Description of the task: Type out all the records word for word. Any pictures are to be left out.

Given information:
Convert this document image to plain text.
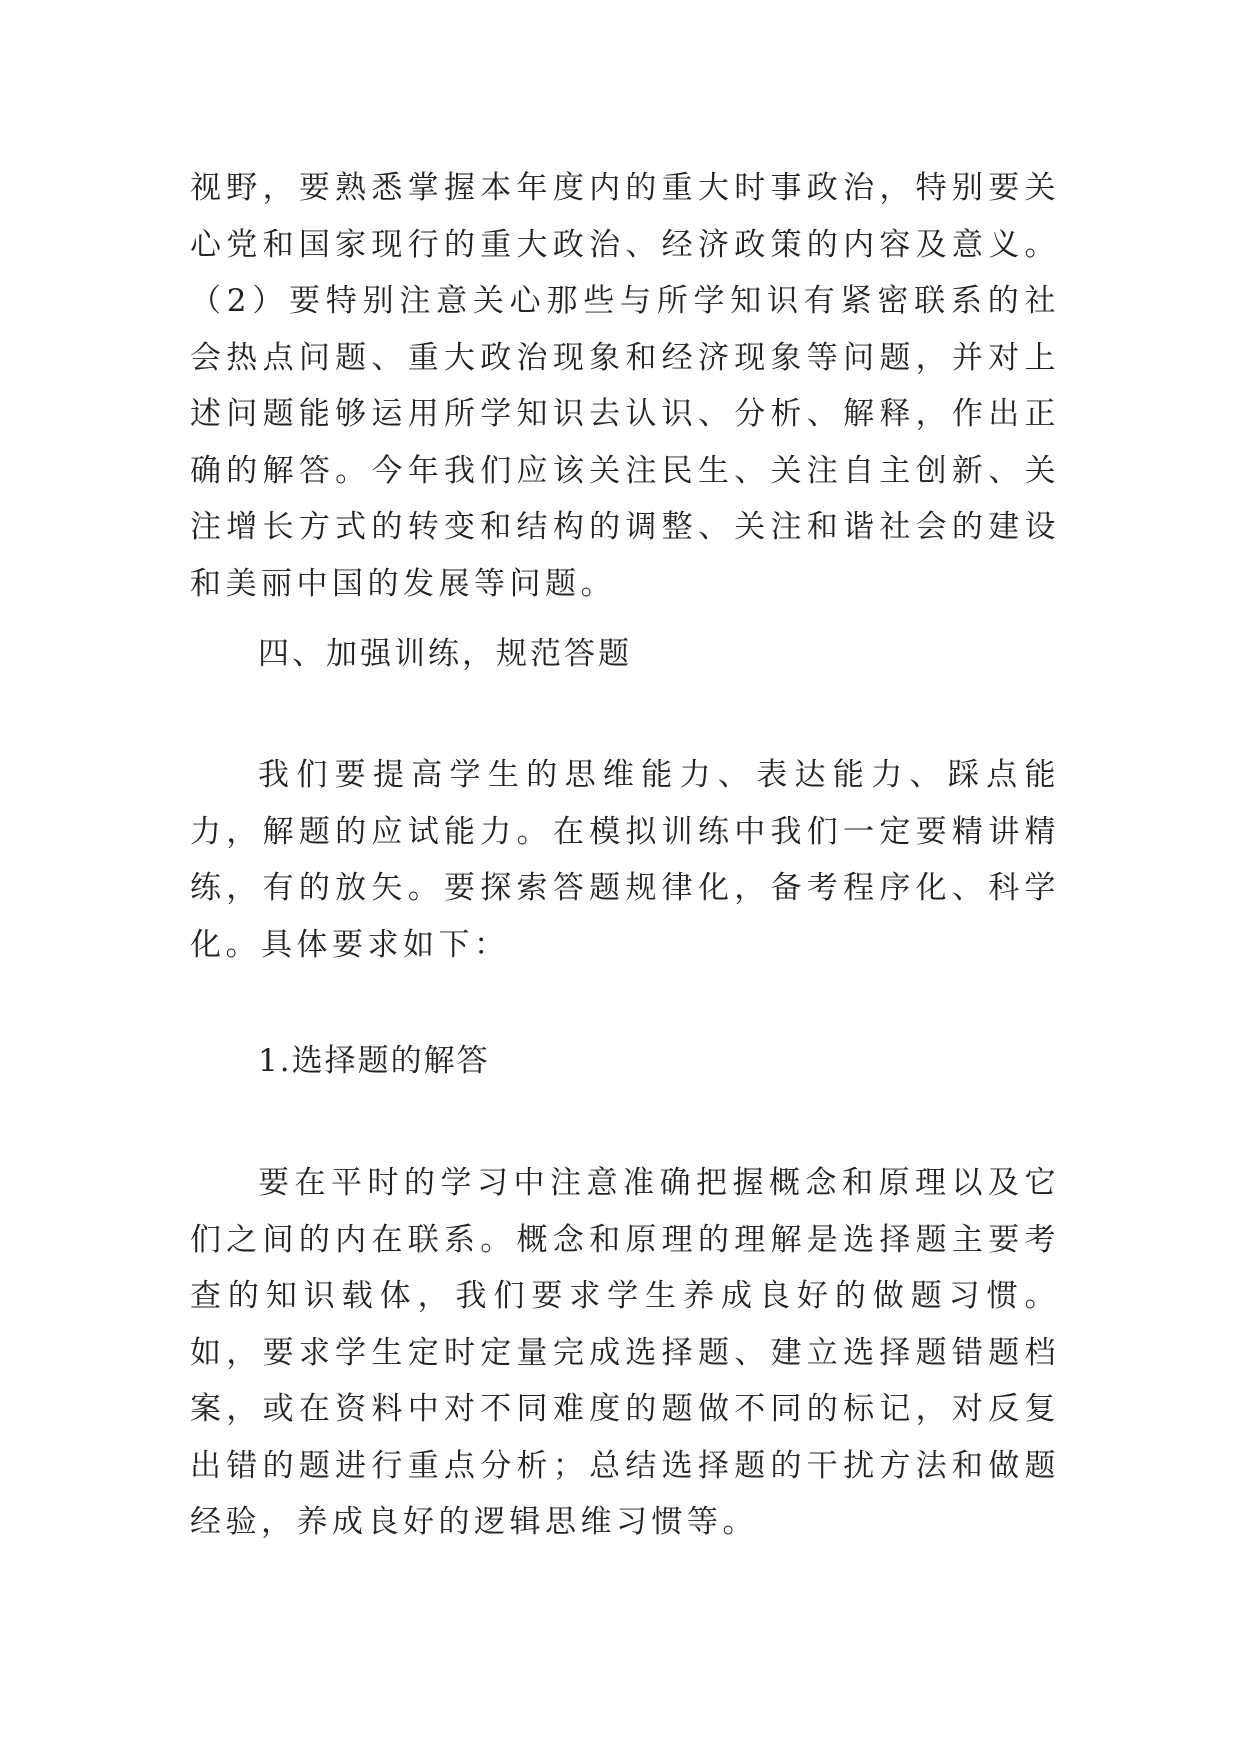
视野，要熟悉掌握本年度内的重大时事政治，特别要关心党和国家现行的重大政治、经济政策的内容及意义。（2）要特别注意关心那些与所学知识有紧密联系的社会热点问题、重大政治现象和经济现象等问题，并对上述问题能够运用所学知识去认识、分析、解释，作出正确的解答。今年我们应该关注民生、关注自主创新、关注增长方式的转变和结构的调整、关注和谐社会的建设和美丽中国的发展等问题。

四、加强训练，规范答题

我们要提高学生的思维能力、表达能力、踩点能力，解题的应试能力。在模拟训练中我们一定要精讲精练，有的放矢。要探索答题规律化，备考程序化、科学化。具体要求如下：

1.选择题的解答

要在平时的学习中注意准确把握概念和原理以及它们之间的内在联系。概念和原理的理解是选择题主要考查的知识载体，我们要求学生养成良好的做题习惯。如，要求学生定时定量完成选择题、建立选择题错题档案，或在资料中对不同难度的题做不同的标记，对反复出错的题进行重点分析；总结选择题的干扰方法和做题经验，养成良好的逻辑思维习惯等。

Full solution:
Convert this document image to plain text.
视野，要熟悉掌握本年度内的重大时事政治，特别要关心党和国家现行的重大政治、经济政策的内容及意义。（2）要特别注意关心那些与所学知识有紧密联系的社会热点问题、重大政治现象和经济现象等问题，并对上述问题能够运用所学知识去认识、分析、解释，作出正确的解答。今年我们应该关注民生、关注自主创新、关注增长方式的转变和结构的调整、关注和谐社会的建设和美丽中国的发展等问题。

四、加强训练，规范答题

我们要提高学生的思维能力、表达能力、踩点能力，解题的应试能力。在模拟训练中我们一定要精讲精练，有的放矢。要探索答题规律化，备考程序化、科学化。具体要求如下：

1.选择题的解答

要在平时的学习中注意准确把握概念和原理以及它们之间的内在联系。概念和原理的理解是选择题主要考查的知识载体，我们要求学生养成良好的做题习惯。如，要求学生定时定量完成选择题、建立选择题错题档案，或在资料中对不同难度的题做不同的标记，对反复出错的题进行重点分析；总结选择题的干扰方法和做题经验，养成良好的逻辑思维习惯等。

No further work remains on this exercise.